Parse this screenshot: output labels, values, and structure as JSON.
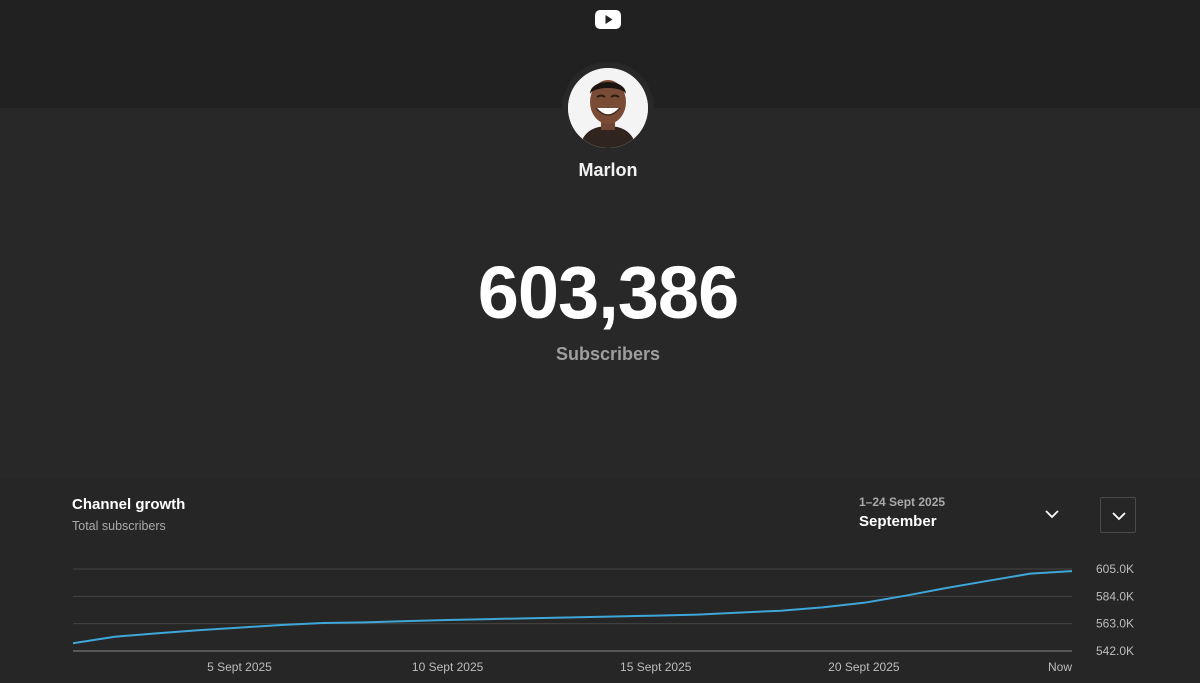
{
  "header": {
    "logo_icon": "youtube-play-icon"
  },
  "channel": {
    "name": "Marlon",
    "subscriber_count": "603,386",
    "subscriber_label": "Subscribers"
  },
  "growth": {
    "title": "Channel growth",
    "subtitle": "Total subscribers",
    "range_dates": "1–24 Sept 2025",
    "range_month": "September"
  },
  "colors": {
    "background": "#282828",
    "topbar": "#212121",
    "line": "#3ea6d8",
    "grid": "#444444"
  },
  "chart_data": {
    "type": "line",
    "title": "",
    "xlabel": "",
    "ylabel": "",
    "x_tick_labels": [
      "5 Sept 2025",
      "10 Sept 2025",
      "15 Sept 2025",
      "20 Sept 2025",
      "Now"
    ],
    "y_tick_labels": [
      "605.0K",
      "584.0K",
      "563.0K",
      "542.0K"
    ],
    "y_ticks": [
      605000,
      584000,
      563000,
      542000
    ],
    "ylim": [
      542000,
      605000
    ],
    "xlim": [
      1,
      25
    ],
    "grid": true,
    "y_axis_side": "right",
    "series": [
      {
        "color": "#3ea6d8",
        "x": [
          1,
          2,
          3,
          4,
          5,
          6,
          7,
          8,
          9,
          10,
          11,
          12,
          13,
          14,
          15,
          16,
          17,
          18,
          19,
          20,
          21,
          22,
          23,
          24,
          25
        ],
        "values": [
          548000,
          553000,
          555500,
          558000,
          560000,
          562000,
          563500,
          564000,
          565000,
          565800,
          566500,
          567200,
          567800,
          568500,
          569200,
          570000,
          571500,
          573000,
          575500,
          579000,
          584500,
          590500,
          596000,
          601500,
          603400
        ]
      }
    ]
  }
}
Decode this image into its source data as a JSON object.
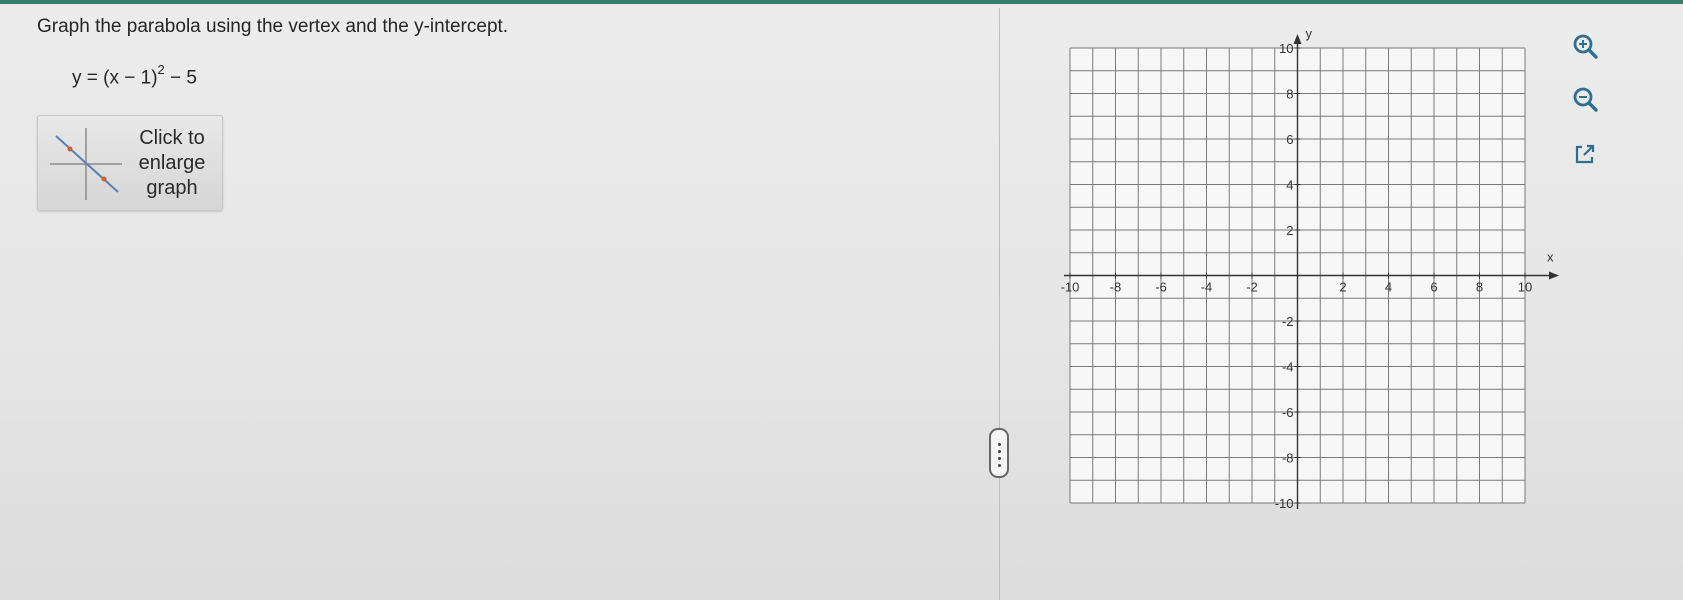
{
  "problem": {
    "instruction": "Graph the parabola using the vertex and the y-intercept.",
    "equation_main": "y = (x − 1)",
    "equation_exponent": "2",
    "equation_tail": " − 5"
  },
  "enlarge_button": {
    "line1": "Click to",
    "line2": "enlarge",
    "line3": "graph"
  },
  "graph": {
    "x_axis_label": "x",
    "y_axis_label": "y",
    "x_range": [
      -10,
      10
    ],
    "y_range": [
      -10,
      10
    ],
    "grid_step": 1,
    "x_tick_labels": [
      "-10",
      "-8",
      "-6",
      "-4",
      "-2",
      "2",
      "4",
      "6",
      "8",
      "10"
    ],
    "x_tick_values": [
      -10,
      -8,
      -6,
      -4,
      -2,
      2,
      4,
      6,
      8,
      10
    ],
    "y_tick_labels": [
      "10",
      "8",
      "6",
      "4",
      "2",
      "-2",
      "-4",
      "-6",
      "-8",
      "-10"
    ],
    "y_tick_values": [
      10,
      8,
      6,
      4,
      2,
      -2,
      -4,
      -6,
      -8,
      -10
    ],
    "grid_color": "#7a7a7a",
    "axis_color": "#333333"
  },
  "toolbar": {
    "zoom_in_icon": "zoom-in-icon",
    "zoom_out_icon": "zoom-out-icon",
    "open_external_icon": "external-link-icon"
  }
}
═══
» **Problem details**:
Repeat all of the entries word for word, but omit the pictures.

» **Response**:
Parse this screenshot: output labels, values, and structure as JSON.
{
  "header": {
    "logo_icon": "youtube-play-icon"
  },
  "channel": {
    "name": "Marlon",
    "subscriber_count": "603,386",
    "subscriber_label": "Subscribers"
  },
  "growth": {
    "title": "Channel growth",
    "subtitle": "Total subscribers",
    "range_dates": "1–24 Sept 2025",
    "range_month": "September"
  },
  "colors": {
    "background": "#282828",
    "topbar": "#212121",
    "line": "#3ea6d8",
    "grid": "#444444"
  },
  "chart_data": {
    "type": "line",
    "title": "",
    "xlabel": "",
    "ylabel": "",
    "x_tick_labels": [
      "5 Sept 2025",
      "10 Sept 2025",
      "15 Sept 2025",
      "20 Sept 2025",
      "Now"
    ],
    "y_tick_labels": [
      "605.0K",
      "584.0K",
      "563.0K",
      "542.0K"
    ],
    "y_ticks": [
      605000,
      584000,
      563000,
      542000
    ],
    "ylim": [
      542000,
      605000
    ],
    "xlim": [
      1,
      25
    ],
    "grid": true,
    "y_axis_side": "right",
    "series": [
      {
        "color": "#3ea6d8",
        "x": [
          1,
          2,
          3,
          4,
          5,
          6,
          7,
          8,
          9,
          10,
          11,
          12,
          13,
          14,
          15,
          16,
          17,
          18,
          19,
          20,
          21,
          22,
          23,
          24,
          25
        ],
        "values": [
          548000,
          553000,
          555500,
          558000,
          560000,
          562000,
          563500,
          564000,
          565000,
          565800,
          566500,
          567200,
          567800,
          568500,
          569200,
          570000,
          571500,
          573000,
          575500,
          579000,
          584500,
          590500,
          596000,
          601500,
          603400
        ]
      }
    ]
  }
}
Decode this image into its source data as a JSON object.
{
  "problem": {
    "instruction": "Graph the parabola using the vertex and the y-intercept.",
    "equation_main": "y = (x − 1)",
    "equation_exponent": "2",
    "equation_tail": " − 5"
  },
  "enlarge_button": {
    "line1": "Click to",
    "line2": "enlarge",
    "line3": "graph"
  },
  "graph": {
    "x_axis_label": "x",
    "y_axis_label": "y",
    "x_range": [
      -10,
      10
    ],
    "y_range": [
      -10,
      10
    ],
    "grid_step": 1,
    "x_tick_labels": [
      "-10",
      "-8",
      "-6",
      "-4",
      "-2",
      "2",
      "4",
      "6",
      "8",
      "10"
    ],
    "x_tick_values": [
      -10,
      -8,
      -6,
      -4,
      -2,
      2,
      4,
      6,
      8,
      10
    ],
    "y_tick_labels": [
      "10",
      "8",
      "6",
      "4",
      "2",
      "-2",
      "-4",
      "-6",
      "-8",
      "-10"
    ],
    "y_tick_values": [
      10,
      8,
      6,
      4,
      2,
      -2,
      -4,
      -6,
      -8,
      -10
    ],
    "grid_color": "#7a7a7a",
    "axis_color": "#333333"
  },
  "toolbar": {
    "zoom_in_icon": "zoom-in-icon",
    "zoom_out_icon": "zoom-out-icon",
    "open_external_icon": "external-link-icon"
  }
}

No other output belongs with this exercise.